_WHAT THE TASK REQUIRES_. Do any lines in the data below contain "vulnerabilities"? If so, copy every one of them.
**** TASK INPUT ****
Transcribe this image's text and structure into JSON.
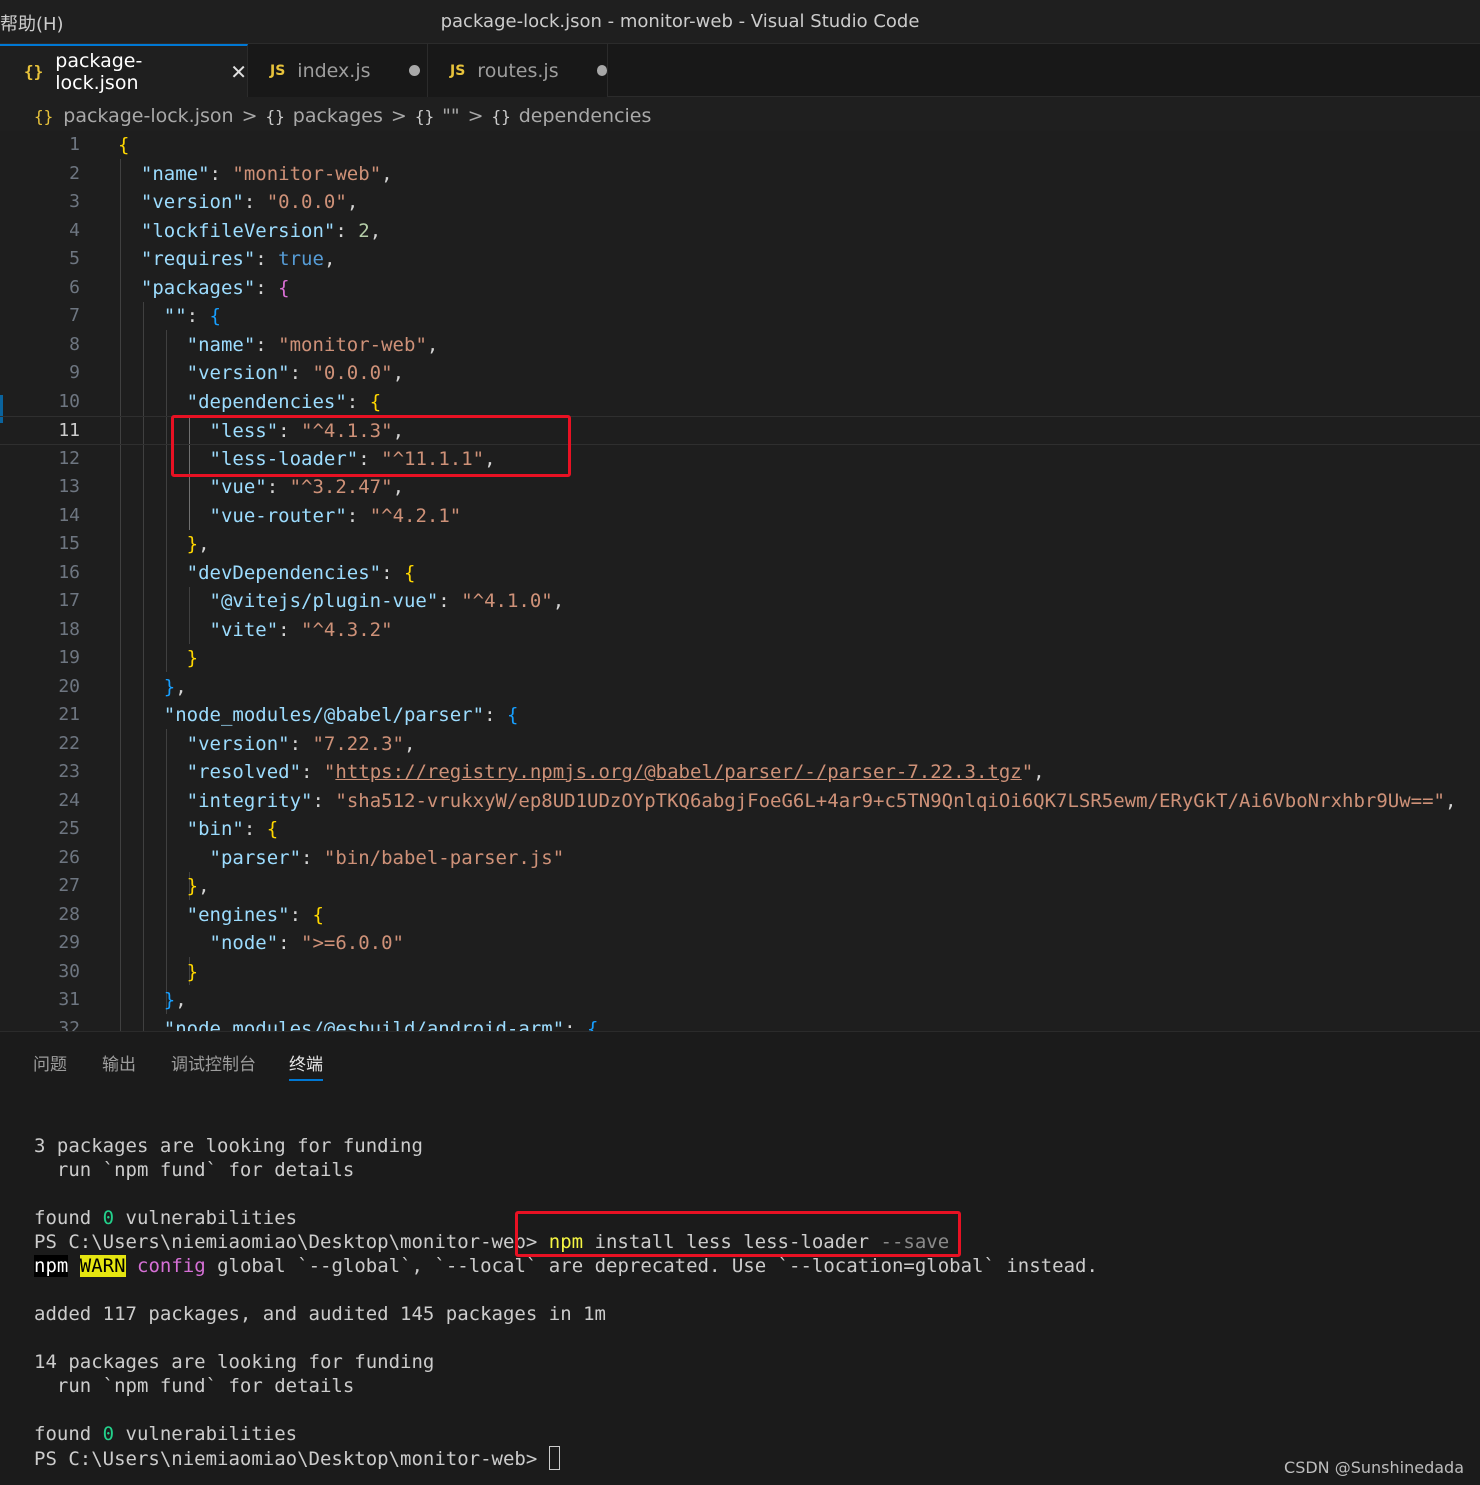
{
  "titlebar": {
    "menu_help": "帮助(H)",
    "title": "package-lock.json - monitor-web - Visual Studio Code"
  },
  "tabs": [
    {
      "icon": "{}",
      "label": "package-lock.json",
      "close": "✕",
      "active": true
    },
    {
      "icon": "JS",
      "label": "index.js",
      "modified": true
    },
    {
      "icon": "JS",
      "label": "routes.js",
      "modified": true
    }
  ],
  "breadcrumb": {
    "file_icon": "{}",
    "file": "package-lock.json",
    "obj_icon": "{}",
    "seg1": "packages",
    "seg2": "\"\"",
    "seg3": "dependencies",
    "sep": ">"
  },
  "editor": {
    "line_numbers": [
      "1",
      "2",
      "3",
      "4",
      "5",
      "6",
      "7",
      "8",
      "9",
      "10",
      "11",
      "12",
      "13",
      "14",
      "15",
      "16",
      "17",
      "18",
      "19",
      "20",
      "21",
      "22",
      "23",
      "24",
      "25",
      "26",
      "27",
      "28",
      "29",
      "30",
      "31",
      "32"
    ],
    "current_line": "11",
    "tokens": {
      "l2k": "\"name\"",
      "l2v": "\"monitor-web\"",
      "l3k": "\"version\"",
      "l3v": "\"0.0.0\"",
      "l4k": "\"lockfileVersion\"",
      "l4v": "2",
      "l5k": "\"requires\"",
      "l5v": "true",
      "l6k": "\"packages\"",
      "l7k": "\"\"",
      "l8k": "\"name\"",
      "l8v": "\"monitor-web\"",
      "l9k": "\"version\"",
      "l9v": "\"0.0.0\"",
      "l10k": "\"dependencies\"",
      "l11k": "\"less\"",
      "l11v": "\"^4.1.3\"",
      "l12k": "\"less-loader\"",
      "l12v": "\"^11.1.1\"",
      "l13k": "\"vue\"",
      "l13v": "\"^3.2.47\"",
      "l14k": "\"vue-router\"",
      "l14v": "\"^4.2.1\"",
      "l16k": "\"devDependencies\"",
      "l17k": "\"@vitejs/plugin-vue\"",
      "l17v": "\"^4.1.0\"",
      "l18k": "\"vite\"",
      "l18v": "\"^4.3.2\"",
      "l21k": "\"node_modules/@babel/parser\"",
      "l22k": "\"version\"",
      "l22v": "\"7.22.3\"",
      "l23k": "\"resolved\"",
      "l23q1": "\"",
      "l23v": "https://registry.npmjs.org/@babel/parser/-/parser-7.22.3.tgz",
      "l23q2": "\"",
      "l24k": "\"integrity\"",
      "l24v": "\"sha512-vrukxyW/ep8UD1UDzOYpTKQ6abgjFoeG6L+4ar9+c5TN9QnlqiOi6QK7LSR5ewm/ERyGkT/Ai6VboNrxhbr9Uw==\"",
      "l25k": "\"bin\"",
      "l26k": "\"parser\"",
      "l26v": "\"bin/babel-parser.js\"",
      "l28k": "\"engines\"",
      "l29k": "\"node\"",
      "l29v": "\">=6.0.0\"",
      "l32k": "\"node_modules/@esbuild/android-arm\""
    }
  },
  "panel": {
    "tabs": [
      "问题",
      "输出",
      "调试控制台",
      "终端"
    ],
    "active_tab": "终端",
    "terminal": {
      "t1": "3 packages are looking for funding",
      "t2": "  run `npm fund` for details",
      "t3a": "found ",
      "t3b": "0",
      "t3c": " vulnerabilities",
      "t4prompt": "PS C:\\Users\\niemiaomiao\\Desktop\\monitor-web> ",
      "t4npm": "npm",
      "t4cmd": " install less less-loader ",
      "t4flag": "--save",
      "t5npm": "npm",
      "t5warn": "WARN",
      "t5config": "config",
      "t5rest": " global `--global`, `--local` are deprecated. Use `--location=global` instead.",
      "t6": "added 117 packages, and audited 145 packages in 1m",
      "t7": "14 packages are looking for funding",
      "t8": "  run `npm fund` for details",
      "t9a": "found ",
      "t9b": "0",
      "t9c": " vulnerabilities",
      "t10prompt": "PS C:\\Users\\niemiaomiao\\Desktop\\monitor-web> "
    }
  },
  "watermark": "CSDN @Sunshinedada",
  "colors": {
    "accent": "#0078d4",
    "highlight_box": "#e81123"
  }
}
****
_OUTPUT OF THE EXERCISE_.
      "t3c": " vulnerabilities",
      "t9c": " vulnerabilities",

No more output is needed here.